--- PROBLEM TO SOLVE ---
Write out exactly the lines from the one containing "What text is on this page?" through the last line of the records below, including both.

-- start of EXTRACTED RECORDS --

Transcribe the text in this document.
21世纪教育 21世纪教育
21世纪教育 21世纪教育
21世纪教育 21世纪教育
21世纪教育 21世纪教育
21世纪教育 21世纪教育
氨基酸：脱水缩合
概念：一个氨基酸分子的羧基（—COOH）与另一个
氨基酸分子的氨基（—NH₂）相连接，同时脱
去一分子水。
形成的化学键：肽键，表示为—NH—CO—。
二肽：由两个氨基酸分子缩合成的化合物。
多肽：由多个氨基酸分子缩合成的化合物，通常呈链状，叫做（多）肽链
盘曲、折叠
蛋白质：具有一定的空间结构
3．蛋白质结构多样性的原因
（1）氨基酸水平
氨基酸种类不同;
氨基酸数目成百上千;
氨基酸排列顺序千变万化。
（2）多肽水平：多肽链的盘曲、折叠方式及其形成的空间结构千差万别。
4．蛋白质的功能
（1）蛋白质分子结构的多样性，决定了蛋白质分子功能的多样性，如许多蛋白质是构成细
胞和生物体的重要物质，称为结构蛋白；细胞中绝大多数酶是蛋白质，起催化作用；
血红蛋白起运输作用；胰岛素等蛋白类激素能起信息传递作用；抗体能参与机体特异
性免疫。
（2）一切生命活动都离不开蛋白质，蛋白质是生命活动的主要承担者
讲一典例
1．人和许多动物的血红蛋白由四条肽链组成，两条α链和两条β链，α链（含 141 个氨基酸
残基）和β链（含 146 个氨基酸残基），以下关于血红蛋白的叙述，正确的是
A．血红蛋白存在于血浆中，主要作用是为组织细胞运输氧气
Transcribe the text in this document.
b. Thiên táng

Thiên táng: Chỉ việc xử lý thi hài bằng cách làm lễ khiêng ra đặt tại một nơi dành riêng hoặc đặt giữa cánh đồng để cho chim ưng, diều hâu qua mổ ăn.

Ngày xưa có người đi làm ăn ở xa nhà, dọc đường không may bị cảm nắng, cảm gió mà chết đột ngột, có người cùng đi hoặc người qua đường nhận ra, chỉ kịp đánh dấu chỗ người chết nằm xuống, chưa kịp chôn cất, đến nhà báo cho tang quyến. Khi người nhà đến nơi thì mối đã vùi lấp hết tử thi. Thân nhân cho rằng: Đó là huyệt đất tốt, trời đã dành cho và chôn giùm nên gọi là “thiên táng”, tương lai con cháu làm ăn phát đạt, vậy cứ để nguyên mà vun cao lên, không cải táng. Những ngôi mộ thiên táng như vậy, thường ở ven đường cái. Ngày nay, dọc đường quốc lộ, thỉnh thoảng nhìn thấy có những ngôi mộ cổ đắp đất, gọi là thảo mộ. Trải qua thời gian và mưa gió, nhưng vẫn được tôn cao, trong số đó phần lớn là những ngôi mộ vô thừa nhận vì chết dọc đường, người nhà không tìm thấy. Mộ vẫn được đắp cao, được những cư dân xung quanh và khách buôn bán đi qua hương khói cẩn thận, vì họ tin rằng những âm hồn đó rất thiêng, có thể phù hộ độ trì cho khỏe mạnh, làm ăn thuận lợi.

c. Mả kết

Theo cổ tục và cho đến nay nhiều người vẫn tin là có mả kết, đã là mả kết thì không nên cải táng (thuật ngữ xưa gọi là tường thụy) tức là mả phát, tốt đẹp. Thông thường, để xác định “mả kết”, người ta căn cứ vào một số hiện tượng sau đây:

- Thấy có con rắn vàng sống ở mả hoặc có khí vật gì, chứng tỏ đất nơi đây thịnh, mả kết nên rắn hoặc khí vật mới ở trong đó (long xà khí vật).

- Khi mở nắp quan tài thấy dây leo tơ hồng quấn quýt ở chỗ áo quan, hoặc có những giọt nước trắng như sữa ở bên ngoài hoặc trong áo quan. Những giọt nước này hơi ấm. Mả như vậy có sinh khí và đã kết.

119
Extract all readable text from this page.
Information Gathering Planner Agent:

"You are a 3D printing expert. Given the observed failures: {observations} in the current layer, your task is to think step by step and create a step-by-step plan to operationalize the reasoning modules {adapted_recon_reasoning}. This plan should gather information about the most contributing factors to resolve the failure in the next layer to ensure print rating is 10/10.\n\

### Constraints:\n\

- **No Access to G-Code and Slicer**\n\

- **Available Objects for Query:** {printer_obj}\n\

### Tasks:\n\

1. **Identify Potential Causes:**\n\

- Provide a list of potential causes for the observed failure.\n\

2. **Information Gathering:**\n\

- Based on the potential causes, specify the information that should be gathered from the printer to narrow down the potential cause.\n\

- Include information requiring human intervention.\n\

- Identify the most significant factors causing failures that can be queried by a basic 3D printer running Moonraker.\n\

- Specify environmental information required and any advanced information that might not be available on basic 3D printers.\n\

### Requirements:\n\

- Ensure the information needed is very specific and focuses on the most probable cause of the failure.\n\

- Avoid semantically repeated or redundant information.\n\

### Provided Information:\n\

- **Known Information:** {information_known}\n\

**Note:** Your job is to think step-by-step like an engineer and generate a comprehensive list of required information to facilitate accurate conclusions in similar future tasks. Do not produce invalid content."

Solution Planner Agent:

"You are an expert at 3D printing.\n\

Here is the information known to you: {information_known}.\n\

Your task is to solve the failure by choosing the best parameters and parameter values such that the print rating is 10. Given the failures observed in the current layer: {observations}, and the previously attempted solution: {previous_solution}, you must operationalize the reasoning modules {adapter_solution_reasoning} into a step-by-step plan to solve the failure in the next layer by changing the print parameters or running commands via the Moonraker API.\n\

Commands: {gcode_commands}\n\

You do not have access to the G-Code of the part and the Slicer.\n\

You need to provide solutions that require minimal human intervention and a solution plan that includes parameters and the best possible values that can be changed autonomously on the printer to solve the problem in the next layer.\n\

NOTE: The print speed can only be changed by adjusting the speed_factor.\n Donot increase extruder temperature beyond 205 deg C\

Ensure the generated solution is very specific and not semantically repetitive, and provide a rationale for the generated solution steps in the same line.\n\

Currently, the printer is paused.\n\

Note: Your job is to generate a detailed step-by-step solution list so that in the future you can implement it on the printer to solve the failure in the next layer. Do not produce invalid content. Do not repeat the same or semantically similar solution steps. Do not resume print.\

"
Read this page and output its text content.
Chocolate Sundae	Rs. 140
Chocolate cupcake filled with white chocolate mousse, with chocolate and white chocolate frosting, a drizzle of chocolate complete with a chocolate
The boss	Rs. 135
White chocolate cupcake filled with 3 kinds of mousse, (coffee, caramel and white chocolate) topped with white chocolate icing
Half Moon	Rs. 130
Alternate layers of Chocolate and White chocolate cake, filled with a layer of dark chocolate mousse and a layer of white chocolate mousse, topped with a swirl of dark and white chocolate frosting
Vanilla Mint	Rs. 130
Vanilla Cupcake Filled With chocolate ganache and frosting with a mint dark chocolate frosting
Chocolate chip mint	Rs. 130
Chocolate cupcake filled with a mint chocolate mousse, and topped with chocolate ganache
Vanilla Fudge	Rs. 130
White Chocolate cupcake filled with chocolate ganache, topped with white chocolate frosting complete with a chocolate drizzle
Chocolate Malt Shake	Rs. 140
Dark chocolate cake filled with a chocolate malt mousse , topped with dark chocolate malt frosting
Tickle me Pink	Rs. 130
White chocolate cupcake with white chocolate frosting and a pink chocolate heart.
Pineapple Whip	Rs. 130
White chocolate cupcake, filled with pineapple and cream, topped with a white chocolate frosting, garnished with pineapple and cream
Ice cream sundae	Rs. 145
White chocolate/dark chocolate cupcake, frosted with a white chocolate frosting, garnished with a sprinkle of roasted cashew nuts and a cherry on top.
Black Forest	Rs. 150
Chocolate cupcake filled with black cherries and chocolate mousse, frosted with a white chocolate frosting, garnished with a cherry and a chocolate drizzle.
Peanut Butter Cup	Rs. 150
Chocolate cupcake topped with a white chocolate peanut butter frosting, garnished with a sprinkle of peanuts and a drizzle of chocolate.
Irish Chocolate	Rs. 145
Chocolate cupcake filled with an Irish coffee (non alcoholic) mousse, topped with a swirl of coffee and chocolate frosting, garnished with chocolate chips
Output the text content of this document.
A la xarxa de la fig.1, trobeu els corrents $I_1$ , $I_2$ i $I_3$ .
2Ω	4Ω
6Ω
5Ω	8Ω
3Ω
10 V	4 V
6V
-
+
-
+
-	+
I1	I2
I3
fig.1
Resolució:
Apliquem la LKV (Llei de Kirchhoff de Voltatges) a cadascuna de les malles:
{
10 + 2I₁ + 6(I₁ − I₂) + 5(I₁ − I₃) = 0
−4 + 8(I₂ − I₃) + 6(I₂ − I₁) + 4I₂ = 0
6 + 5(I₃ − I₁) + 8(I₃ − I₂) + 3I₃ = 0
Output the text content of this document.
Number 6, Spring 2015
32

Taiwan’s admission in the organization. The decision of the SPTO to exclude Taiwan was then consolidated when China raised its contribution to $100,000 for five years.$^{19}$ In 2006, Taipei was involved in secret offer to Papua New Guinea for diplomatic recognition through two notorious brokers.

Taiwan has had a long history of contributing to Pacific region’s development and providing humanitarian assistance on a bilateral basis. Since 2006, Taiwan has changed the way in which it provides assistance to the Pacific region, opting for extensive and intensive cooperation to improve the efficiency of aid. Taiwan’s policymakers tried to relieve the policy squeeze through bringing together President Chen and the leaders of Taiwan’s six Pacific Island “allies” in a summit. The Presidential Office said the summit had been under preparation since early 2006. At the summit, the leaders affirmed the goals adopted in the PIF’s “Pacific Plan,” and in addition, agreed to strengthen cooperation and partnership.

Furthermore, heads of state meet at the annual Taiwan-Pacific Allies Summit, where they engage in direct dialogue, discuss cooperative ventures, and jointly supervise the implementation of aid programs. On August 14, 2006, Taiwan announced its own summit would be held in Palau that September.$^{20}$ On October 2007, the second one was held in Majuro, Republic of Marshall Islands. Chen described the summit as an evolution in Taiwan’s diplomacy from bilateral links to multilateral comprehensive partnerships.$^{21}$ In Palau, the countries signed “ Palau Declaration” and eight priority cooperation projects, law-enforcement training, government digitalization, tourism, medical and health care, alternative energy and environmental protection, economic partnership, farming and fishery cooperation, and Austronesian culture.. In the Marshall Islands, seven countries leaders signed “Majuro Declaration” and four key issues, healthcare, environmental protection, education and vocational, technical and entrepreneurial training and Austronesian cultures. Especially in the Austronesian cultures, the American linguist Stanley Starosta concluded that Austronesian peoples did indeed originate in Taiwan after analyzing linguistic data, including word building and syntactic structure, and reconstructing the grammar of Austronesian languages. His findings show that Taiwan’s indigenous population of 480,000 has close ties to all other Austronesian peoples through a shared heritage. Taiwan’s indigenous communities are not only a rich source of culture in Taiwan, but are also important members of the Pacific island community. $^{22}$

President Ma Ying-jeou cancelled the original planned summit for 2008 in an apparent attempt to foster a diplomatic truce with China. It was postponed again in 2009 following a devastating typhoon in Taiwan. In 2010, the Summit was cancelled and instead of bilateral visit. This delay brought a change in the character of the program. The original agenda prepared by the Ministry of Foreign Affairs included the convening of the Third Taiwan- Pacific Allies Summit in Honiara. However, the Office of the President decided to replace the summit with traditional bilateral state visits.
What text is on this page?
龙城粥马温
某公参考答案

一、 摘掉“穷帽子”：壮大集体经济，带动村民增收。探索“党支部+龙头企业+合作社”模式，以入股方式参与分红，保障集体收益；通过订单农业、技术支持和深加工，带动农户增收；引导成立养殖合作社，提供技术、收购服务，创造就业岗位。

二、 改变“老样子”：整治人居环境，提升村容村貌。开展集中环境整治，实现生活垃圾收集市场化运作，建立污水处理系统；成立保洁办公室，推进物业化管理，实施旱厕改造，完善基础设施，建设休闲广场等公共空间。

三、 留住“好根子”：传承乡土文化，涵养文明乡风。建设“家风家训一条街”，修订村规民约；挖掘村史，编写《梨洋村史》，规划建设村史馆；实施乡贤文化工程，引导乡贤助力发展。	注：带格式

-- end of EXTRACTED RECORDS --

--- SOLUTION TO THIS PROBLEM ---
What text is on this page?
龙城粥马温
某公参考答案

一、 摘掉“穷帽子”：壮大集体经济，带动村民增收。探索“党支部+龙头企业+合作社”模式，以入股方式参与分红，保障集体收益；通过订单农业、技术支持和深加工，带动农户增收；引导成立养殖合作社，提供技术、收购服务，创造就业岗位。

二、 改变“老样子”：整治人居环境，提升村容村貌。开展集中环境整治，实现生活垃圾收集市场化运作，建立污水处理系统；成立保洁办公室，推进物业化管理，实施旱厕改造，完善基础设施，建设休闲广场等公共空间。

三、 留住“好根子”：传承乡土文化，涵养文明乡风。建设“家风家训一条街”，修订村规民约；挖掘村史，编写《梨洋村史》，规划建设村史馆；实施乡贤文化工程，引导乡贤助力发展。	注：带格式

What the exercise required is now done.